> RECORDS TO USE
# # # # # # #

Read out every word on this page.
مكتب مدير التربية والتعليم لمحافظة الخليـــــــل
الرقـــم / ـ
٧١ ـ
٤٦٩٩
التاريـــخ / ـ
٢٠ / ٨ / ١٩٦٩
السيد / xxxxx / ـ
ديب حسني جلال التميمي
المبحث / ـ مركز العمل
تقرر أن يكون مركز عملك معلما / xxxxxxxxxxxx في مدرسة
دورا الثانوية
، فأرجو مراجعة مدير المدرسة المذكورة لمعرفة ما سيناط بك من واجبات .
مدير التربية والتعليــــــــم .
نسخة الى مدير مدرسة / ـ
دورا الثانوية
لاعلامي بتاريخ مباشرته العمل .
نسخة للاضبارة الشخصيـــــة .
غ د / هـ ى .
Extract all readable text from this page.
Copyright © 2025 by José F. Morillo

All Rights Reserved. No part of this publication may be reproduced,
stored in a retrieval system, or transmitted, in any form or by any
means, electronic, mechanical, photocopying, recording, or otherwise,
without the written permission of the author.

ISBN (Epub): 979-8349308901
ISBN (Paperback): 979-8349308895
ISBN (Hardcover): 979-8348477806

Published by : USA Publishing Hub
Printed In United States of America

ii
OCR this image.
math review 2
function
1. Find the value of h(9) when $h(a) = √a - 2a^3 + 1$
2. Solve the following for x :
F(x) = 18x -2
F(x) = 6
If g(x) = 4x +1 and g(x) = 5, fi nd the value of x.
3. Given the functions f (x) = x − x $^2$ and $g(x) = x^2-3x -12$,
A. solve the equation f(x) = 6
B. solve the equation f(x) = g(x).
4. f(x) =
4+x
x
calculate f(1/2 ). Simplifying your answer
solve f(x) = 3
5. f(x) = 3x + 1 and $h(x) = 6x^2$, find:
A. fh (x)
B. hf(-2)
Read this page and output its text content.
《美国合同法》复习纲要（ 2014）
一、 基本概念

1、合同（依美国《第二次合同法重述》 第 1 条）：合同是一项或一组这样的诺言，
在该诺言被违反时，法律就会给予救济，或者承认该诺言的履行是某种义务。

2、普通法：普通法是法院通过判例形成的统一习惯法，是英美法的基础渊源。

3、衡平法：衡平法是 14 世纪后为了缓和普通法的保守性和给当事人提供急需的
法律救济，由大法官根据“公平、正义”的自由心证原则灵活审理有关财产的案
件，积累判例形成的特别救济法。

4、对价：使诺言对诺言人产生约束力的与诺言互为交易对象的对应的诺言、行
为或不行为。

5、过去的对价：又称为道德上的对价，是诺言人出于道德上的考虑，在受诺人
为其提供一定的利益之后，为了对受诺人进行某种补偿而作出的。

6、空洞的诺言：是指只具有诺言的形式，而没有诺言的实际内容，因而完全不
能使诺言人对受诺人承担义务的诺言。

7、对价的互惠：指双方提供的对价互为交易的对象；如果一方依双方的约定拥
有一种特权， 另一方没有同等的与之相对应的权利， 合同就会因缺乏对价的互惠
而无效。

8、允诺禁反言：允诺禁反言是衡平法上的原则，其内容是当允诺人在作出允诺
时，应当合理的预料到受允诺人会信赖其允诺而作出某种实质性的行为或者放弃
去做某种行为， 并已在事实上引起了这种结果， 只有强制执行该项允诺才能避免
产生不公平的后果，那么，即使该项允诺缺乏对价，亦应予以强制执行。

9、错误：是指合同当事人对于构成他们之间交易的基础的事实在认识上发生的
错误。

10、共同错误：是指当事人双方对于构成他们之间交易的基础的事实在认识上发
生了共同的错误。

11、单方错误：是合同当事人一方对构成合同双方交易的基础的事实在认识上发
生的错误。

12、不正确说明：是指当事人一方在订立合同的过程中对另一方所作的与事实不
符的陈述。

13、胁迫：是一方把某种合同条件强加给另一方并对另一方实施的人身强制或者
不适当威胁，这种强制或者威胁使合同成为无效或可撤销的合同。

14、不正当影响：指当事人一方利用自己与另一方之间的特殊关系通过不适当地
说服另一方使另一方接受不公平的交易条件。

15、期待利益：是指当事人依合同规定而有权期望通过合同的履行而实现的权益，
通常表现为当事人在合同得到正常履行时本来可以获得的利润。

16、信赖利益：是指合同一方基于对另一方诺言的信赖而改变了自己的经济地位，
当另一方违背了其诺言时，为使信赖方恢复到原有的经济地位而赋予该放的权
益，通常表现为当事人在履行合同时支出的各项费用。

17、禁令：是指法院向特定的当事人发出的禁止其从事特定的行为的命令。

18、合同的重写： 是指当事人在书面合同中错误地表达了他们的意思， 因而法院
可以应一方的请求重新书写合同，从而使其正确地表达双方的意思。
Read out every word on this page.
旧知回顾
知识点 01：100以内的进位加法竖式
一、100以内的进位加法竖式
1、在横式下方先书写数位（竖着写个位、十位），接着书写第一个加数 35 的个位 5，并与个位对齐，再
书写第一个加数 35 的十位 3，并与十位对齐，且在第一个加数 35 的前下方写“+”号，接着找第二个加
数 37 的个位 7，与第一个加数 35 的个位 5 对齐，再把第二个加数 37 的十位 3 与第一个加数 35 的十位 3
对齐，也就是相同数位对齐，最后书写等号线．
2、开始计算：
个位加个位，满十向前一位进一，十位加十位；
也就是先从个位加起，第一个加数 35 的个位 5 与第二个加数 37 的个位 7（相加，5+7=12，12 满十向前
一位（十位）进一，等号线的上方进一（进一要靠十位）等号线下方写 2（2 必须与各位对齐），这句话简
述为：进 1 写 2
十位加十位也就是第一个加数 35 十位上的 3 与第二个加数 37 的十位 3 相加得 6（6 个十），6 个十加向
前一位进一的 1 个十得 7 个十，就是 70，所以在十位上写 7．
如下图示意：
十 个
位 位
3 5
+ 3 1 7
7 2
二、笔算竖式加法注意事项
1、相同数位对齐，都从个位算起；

# # # # # # #

> TO DO
Repeat all of the records above exactly as written.

> ANSWER TO THE EXERCISE
Read out every word on this page.
مكتب مدير التربية والتعليم لمحافظة الخليـــــــل
الرقـــم / ـ
٧١ ـ
٤٦٩٩
التاريـــخ / ـ
٢٠ / ٨ / ١٩٦٩
السيد / xxxxx / ـ
ديب حسني جلال التميمي
المبحث / ـ مركز العمل
تقرر أن يكون مركز عملك معلما / xxxxxxxxxxxx في مدرسة
دورا الثانوية
، فأرجو مراجعة مدير المدرسة المذكورة لمعرفة ما سيناط بك من واجبات .
مدير التربية والتعليــــــــم .
نسخة الى مدير مدرسة / ـ
دورا الثانوية
لاعلامي بتاريخ مباشرته العمل .
نسخة للاضبارة الشخصيـــــة .
غ د / هـ ى .
Extract all readable text from this page.
Copyright © 2025 by José F. Morillo

All Rights Reserved. No part of this publication may be reproduced,
stored in a retrieval system, or transmitted, in any form or by any
means, electronic, mechanical, photocopying, recording, or otherwise,
without the written permission of the author.

ISBN (Epub): 979-8349308901
ISBN (Paperback): 979-8349308895
ISBN (Hardcover): 979-8348477806

Published by : USA Publishing Hub
Printed In United States of America

ii
OCR this image.
math review 2
function
1. Find the value of h(9) when $h(a) = √a - 2a^3 + 1$
2. Solve the following for x :
F(x) = 18x -2
F(x) = 6
If g(x) = 4x +1 and g(x) = 5, fi nd the value of x.
3. Given the functions f (x) = x − x $^2$ and $g(x) = x^2-3x -12$,
A. solve the equation f(x) = 6
B. solve the equation f(x) = g(x).
4. f(x) =
4+x
x
calculate f(1/2 ). Simplifying your answer
solve f(x) = 3
5. f(x) = 3x + 1 and $h(x) = 6x^2$, find:
A. fh (x)
B. hf(-2)
Read this page and output its text content.
《美国合同法》复习纲要（ 2014）
一、 基本概念

1、合同（依美国《第二次合同法重述》 第 1 条）：合同是一项或一组这样的诺言，
在该诺言被违反时，法律就会给予救济，或者承认该诺言的履行是某种义务。

2、普通法：普通法是法院通过判例形成的统一习惯法，是英美法的基础渊源。

3、衡平法：衡平法是 14 世纪后为了缓和普通法的保守性和给当事人提供急需的
法律救济，由大法官根据“公平、正义”的自由心证原则灵活审理有关财产的案
件，积累判例形成的特别救济法。

4、对价：使诺言对诺言人产生约束力的与诺言互为交易对象的对应的诺言、行
为或不行为。

5、过去的对价：又称为道德上的对价，是诺言人出于道德上的考虑，在受诺人
为其提供一定的利益之后，为了对受诺人进行某种补偿而作出的。

6、空洞的诺言：是指只具有诺言的形式，而没有诺言的实际内容，因而完全不
能使诺言人对受诺人承担义务的诺言。

7、对价的互惠：指双方提供的对价互为交易的对象；如果一方依双方的约定拥
有一种特权， 另一方没有同等的与之相对应的权利， 合同就会因缺乏对价的互惠
而无效。

8、允诺禁反言：允诺禁反言是衡平法上的原则，其内容是当允诺人在作出允诺
时，应当合理的预料到受允诺人会信赖其允诺而作出某种实质性的行为或者放弃
去做某种行为， 并已在事实上引起了这种结果， 只有强制执行该项允诺才能避免
产生不公平的后果，那么，即使该项允诺缺乏对价，亦应予以强制执行。

9、错误：是指合同当事人对于构成他们之间交易的基础的事实在认识上发生的
错误。

10、共同错误：是指当事人双方对于构成他们之间交易的基础的事实在认识上发
生了共同的错误。

11、单方错误：是合同当事人一方对构成合同双方交易的基础的事实在认识上发
生的错误。

12、不正确说明：是指当事人一方在订立合同的过程中对另一方所作的与事实不
符的陈述。

13、胁迫：是一方把某种合同条件强加给另一方并对另一方实施的人身强制或者
不适当威胁，这种强制或者威胁使合同成为无效或可撤销的合同。

14、不正当影响：指当事人一方利用自己与另一方之间的特殊关系通过不适当地
说服另一方使另一方接受不公平的交易条件。

15、期待利益：是指当事人依合同规定而有权期望通过合同的履行而实现的权益，
通常表现为当事人在合同得到正常履行时本来可以获得的利润。

16、信赖利益：是指合同一方基于对另一方诺言的信赖而改变了自己的经济地位，
当另一方违背了其诺言时，为使信赖方恢复到原有的经济地位而赋予该放的权
益，通常表现为当事人在履行合同时支出的各项费用。

17、禁令：是指法院向特定的当事人发出的禁止其从事特定的行为的命令。

18、合同的重写： 是指当事人在书面合同中错误地表达了他们的意思， 因而法院
可以应一方的请求重新书写合同，从而使其正确地表达双方的意思。
Read out every word on this page.
旧知回顾
知识点 01：100以内的进位加法竖式
一、100以内的进位加法竖式
1、在横式下方先书写数位（竖着写个位、十位），接着书写第一个加数 35 的个位 5，并与个位对齐，再
书写第一个加数 35 的十位 3，并与十位对齐，且在第一个加数 35 的前下方写“+”号，接着找第二个加
数 37 的个位 7，与第一个加数 35 的个位 5 对齐，再把第二个加数 37 的十位 3 与第一个加数 35 的十位 3
对齐，也就是相同数位对齐，最后书写等号线．
2、开始计算：
个位加个位，满十向前一位进一，十位加十位；
也就是先从个位加起，第一个加数 35 的个位 5 与第二个加数 37 的个位 7（相加，5+7=12，12 满十向前
一位（十位）进一，等号线的上方进一（进一要靠十位）等号线下方写 2（2 必须与各位对齐），这句话简
述为：进 1 写 2
十位加十位也就是第一个加数 35 十位上的 3 与第二个加数 37 的十位 3 相加得 6（6 个十），6 个十加向
前一位进一的 1 个十得 7 个十，就是 70，所以在十位上写 7．
如下图示意：
十 个
位 位
3 5
+ 3 1 7
7 2
二、笔算竖式加法注意事项
1、相同数位对齐，都从个位算起；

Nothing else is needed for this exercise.